▸ **Líneas proporcionadas**:

* * *

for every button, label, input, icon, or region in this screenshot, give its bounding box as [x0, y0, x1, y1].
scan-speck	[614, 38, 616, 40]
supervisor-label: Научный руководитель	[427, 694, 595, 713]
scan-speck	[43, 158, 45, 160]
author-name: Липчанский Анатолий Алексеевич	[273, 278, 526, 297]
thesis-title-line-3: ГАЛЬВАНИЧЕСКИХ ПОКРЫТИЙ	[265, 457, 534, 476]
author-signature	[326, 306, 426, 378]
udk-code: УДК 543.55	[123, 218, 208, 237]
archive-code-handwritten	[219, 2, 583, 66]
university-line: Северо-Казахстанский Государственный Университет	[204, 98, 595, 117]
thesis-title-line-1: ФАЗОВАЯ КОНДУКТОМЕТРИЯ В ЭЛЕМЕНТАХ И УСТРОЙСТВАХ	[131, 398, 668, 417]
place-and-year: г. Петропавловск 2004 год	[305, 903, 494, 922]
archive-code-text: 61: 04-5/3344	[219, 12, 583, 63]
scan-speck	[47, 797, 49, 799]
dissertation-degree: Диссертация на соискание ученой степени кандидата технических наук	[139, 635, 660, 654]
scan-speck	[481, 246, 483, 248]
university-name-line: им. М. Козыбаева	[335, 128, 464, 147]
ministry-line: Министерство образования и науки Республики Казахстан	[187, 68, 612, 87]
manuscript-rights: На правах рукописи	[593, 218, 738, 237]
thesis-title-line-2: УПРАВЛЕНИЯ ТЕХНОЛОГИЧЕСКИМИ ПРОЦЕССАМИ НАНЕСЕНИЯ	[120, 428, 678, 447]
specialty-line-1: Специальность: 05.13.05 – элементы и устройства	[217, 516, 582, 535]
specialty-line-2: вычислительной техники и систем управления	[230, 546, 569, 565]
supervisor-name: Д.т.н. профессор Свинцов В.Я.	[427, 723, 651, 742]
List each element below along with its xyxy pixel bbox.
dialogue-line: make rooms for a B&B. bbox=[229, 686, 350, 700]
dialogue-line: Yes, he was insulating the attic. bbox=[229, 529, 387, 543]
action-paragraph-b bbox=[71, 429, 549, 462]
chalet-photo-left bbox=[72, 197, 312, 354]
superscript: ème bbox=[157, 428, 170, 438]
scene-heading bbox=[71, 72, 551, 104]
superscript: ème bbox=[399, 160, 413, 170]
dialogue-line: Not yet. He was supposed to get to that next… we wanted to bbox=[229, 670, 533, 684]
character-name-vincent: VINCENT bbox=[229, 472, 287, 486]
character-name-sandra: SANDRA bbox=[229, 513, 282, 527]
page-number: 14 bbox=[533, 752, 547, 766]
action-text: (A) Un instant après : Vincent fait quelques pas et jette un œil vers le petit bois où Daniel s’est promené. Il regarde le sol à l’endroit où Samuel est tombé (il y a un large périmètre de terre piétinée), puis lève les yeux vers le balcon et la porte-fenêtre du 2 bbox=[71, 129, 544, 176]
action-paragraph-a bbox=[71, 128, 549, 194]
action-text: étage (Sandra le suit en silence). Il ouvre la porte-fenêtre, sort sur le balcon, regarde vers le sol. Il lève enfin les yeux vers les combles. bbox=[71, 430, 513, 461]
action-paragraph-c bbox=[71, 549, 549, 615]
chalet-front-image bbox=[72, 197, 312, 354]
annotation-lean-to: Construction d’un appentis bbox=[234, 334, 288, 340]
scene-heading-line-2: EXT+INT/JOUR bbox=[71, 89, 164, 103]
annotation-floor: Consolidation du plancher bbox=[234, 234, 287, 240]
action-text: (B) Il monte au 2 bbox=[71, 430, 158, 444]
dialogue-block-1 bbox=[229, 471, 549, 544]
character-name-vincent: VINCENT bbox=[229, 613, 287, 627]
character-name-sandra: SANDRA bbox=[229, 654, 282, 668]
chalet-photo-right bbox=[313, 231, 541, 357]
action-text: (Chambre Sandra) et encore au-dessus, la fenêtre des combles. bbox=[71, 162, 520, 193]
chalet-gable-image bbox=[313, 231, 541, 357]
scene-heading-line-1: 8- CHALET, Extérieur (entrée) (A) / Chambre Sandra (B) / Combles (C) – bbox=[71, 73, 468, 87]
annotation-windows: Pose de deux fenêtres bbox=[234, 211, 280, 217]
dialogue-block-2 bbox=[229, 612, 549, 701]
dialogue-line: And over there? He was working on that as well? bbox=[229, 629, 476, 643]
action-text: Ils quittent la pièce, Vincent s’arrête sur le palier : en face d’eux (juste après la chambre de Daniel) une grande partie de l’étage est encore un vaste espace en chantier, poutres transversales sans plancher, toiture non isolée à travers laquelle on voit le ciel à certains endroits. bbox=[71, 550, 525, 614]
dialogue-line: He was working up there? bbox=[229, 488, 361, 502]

* * *

▸ **Lo que se pide**: Reproduce sin ningún cambio las líneas que van desde la primera hasta la que contiene "author-name: Липчанский Анатолий", ambas incluidas.

▸ **La solución**:
for every button, label, input, icon, or region in this screenshot, give its bounding box as [x0, y0, x1, y1].
scan-speck	[614, 38, 616, 40]
supervisor-label: Научный руководитель	[427, 694, 595, 713]
scan-speck	[43, 158, 45, 160]
author-name: Липчанский Анатолий Алексеевич	[273, 278, 526, 297]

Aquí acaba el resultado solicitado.